**Supplied material**
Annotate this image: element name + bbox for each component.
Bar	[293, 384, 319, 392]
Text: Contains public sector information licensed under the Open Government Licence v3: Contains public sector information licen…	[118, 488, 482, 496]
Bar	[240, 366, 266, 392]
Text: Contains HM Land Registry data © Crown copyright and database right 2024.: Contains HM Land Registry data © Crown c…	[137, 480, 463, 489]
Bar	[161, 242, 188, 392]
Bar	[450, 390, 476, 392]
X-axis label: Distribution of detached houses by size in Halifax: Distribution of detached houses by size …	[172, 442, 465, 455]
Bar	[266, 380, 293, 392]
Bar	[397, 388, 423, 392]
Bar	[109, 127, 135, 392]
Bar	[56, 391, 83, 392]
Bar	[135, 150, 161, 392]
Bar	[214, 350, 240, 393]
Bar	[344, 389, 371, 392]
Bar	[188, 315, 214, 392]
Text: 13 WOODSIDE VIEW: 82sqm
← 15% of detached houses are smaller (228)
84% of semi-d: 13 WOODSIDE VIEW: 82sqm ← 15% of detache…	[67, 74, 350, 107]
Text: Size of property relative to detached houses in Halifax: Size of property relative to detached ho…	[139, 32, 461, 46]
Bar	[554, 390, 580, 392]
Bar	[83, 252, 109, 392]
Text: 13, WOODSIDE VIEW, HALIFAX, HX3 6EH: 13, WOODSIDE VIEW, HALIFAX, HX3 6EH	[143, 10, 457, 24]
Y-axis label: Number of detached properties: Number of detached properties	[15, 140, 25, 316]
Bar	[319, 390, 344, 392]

**Exercise prompt**
Reproduce the lines word for word, starting at the first line and ending at the line that contains "252, 109, 392]", including both of those lines.

**Answer to this exercise**
Annotate this image: element name + bbox for each component.
Bar	[293, 384, 319, 392]
Text: Contains public sector information licensed under the Open Government Licence v3: Contains public sector information licen…	[118, 488, 482, 496]
Bar	[240, 366, 266, 392]
Text: Contains HM Land Registry data © Crown copyright and database right 2024.: Contains HM Land Registry data © Crown c…	[137, 480, 463, 489]
Bar	[161, 242, 188, 392]
Bar	[450, 390, 476, 392]
X-axis label: Distribution of detached houses by size in Halifax: Distribution of detached houses by size …	[172, 442, 465, 455]
Bar	[266, 380, 293, 392]
Bar	[397, 388, 423, 392]
Bar	[109, 127, 135, 392]
Bar	[56, 391, 83, 392]
Bar	[135, 150, 161, 392]
Bar	[214, 350, 240, 393]
Bar	[344, 389, 371, 392]
Bar	[188, 315, 214, 392]
Text: 13 WOODSIDE VIEW: 82sqm
← 15% of detached houses are smaller (228)
84% of semi-d: 13 WOODSIDE VIEW: 82sqm ← 15% of detache…	[67, 74, 350, 107]
Text: Size of property relative to detached houses in Halifax: Size of property relative to detached ho…	[139, 32, 461, 46]
Bar	[554, 390, 580, 392]
Bar	[83, 252, 109, 392]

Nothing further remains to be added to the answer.